(Element boundary records)
====================

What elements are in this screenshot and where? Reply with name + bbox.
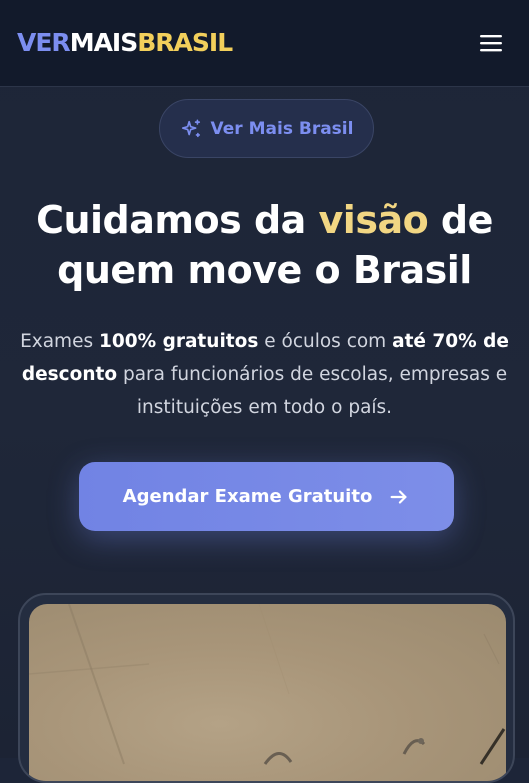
desc-text-1: Exames: [20, 331, 99, 352]
site-logo[interactable]: VERMAISBRASIL: [17, 27, 233, 59]
brand-badge[interactable]: Ver Mais Brasil: [159, 99, 374, 158]
sparkles-icon: [181, 118, 200, 137]
hero-description: Exames 100% gratuitos e óculos com até 7…: [14, 325, 515, 424]
desc-text-2: e óculos com: [258, 331, 393, 352]
hero-photo: [29, 604, 506, 781]
hamburger-menu-icon: [480, 35, 502, 52]
logo-part-brasil: BRASIL: [137, 28, 233, 57]
schedule-exam-button[interactable]: Agendar Exame Gratuito: [79, 462, 454, 531]
desc-text-3: para funcionários de escolas, empresas e…: [117, 364, 508, 418]
site-header: VERMAISBRASIL: [0, 0, 529, 87]
arrow-right-icon: [390, 489, 407, 504]
cta-label: Agendar Exame Gratuito: [122, 486, 373, 507]
logo-part-mais: MAIS: [69, 28, 139, 57]
hero-image-frame: [18, 593, 515, 783]
menu-button[interactable]: [476, 30, 506, 56]
photo-texture: [29, 604, 506, 765]
logo-part-ver: VER: [17, 28, 71, 57]
headline-text-start: Cuidamos da: [36, 198, 319, 242]
desc-bold-free: 100% gratuitos: [98, 331, 259, 352]
hero-headline: Cuidamos da visão de quem move o Brasil: [10, 195, 519, 295]
headline-highlight: visão: [318, 198, 429, 242]
badge-label: Ver Mais Brasil: [210, 118, 354, 139]
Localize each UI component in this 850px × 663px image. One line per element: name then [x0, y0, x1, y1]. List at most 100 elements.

====================

- What you have to do
Reproduce every line of the items above verbatim, omitting the pictures.

- Response to the task
What elements are in this screenshot and where? Reply with name + bbox.
desc-text-1: Exames: [20, 331, 99, 352]
site-logo[interactable]: VERMAISBRASIL: [17, 27, 233, 59]
brand-badge[interactable]: Ver Mais Brasil: [159, 99, 374, 158]
sparkles-icon: [181, 118, 200, 137]
hero-description: Exames 100% gratuitos e óculos com até 7…: [14, 325, 515, 424]
desc-text-2: e óculos com: [258, 331, 393, 352]
hero-photo: [29, 604, 506, 781]
hamburger-menu-icon: [480, 35, 502, 52]
logo-part-brasil: BRASIL: [137, 28, 233, 57]
schedule-exam-button[interactable]: Agendar Exame Gratuito: [79, 462, 454, 531]
desc-text-3: para funcionários de escolas, empresas e…: [117, 364, 508, 418]
site-header: VERMAISBRASIL: [0, 0, 529, 87]
arrow-right-icon: [390, 489, 407, 504]
cta-label: Agendar Exame Gratuito: [122, 486, 373, 507]
logo-part-mais: MAIS: [69, 28, 139, 57]
hero-image-frame: [18, 593, 515, 783]
menu-button[interactable]: [476, 30, 506, 56]
photo-texture: [29, 604, 506, 765]
logo-part-ver: VER: [17, 28, 71, 57]
headline-text-start: Cuidamos da: [36, 198, 319, 242]
desc-bold-free: 100% gratuitos: [98, 331, 259, 352]
hero-headline: Cuidamos da visão de quem move o Brasil: [10, 195, 519, 295]
headline-highlight: visão: [318, 198, 429, 242]
badge-label: Ver Mais Brasil: [210, 118, 354, 139]
Localize each UI component in this 850px × 663px image. One line per element: name then [x0, y0, x1, y1]. List at most 100 elements.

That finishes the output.